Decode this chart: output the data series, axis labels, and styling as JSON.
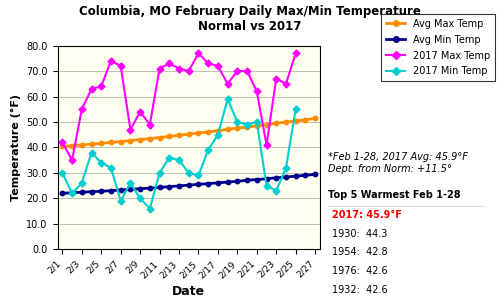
{
  "title": "Columbia, MO February Daily Max/Min Temperature\nNormal vs 2017",
  "xlabel": "Date",
  "ylabel": "Temperature (°F)",
  "background_color": "#FFFFF0",
  "x_labels": [
    "2/1",
    "2/3",
    "2/5",
    "2/7",
    "2/9",
    "2/11",
    "2/13",
    "2/15",
    "2/17",
    "2/19",
    "2/21",
    "2/23",
    "2/25",
    "2/27"
  ],
  "x_indices": [
    1,
    3,
    5,
    7,
    9,
    11,
    13,
    15,
    17,
    19,
    21,
    23,
    25,
    27
  ],
  "avg_max": [
    40.4,
    40.7,
    41.0,
    41.3,
    41.6,
    42.0,
    42.3,
    42.7,
    43.1,
    43.5,
    43.9,
    44.3,
    44.8,
    45.2,
    45.7,
    46.1,
    46.6,
    47.1,
    47.6,
    48.0,
    48.5,
    49.0,
    49.5,
    50.0,
    50.4,
    50.9,
    51.4
  ],
  "avg_min": [
    22.0,
    22.2,
    22.4,
    22.6,
    22.8,
    23.0,
    23.3,
    23.5,
    23.8,
    24.0,
    24.3,
    24.6,
    24.9,
    25.2,
    25.5,
    25.8,
    26.1,
    26.4,
    26.7,
    27.1,
    27.4,
    27.7,
    28.1,
    28.4,
    28.7,
    29.1,
    29.4
  ],
  "max_2017": [
    42,
    35,
    55,
    63,
    64,
    74,
    72,
    47,
    54,
    49,
    71,
    73,
    71,
    70,
    77,
    73,
    72,
    65,
    70,
    70,
    62,
    41,
    67,
    65,
    77
  ],
  "min_2017": [
    30,
    22,
    26,
    38,
    34,
    32,
    19,
    26,
    20,
    16,
    30,
    36,
    35,
    30,
    29,
    39,
    45,
    59,
    50,
    49,
    50,
    25,
    23,
    32,
    55
  ],
  "avg_max_color": "#FF8C00",
  "avg_min_color": "#00008B",
  "max_2017_color": "#FF00FF",
  "min_2017_color": "#00CED1",
  "ylim": [
    0.0,
    80.0
  ],
  "yticks": [
    0.0,
    10.0,
    20.0,
    30.0,
    40.0,
    50.0,
    60.0,
    70.0,
    80.0
  ],
  "annotation_text": "*Feb 1-28, 2017 Avg: 45.9°F\nDept. from Norm: +11.5°",
  "top5_title": "Top 5 Warmest Feb 1-28",
  "top5_entries": [
    {
      "year": "2017: 45.9°F",
      "color": "red"
    },
    {
      "year": "1930:  44.3",
      "color": "black"
    },
    {
      "year": "1954:  42.8",
      "color": "black"
    },
    {
      "year": "1976:  42.6",
      "color": "black"
    },
    {
      "year": "1932:  42.6",
      "color": "black"
    }
  ]
}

Prompt: Look above for lines with the word "Temperature" and copy them all.

Answer to this exercise:
  "title": "Columbia, MO February Daily Max/Min Temperature\nNormal vs 2017",
  "ylabel": "Temperature (°F)",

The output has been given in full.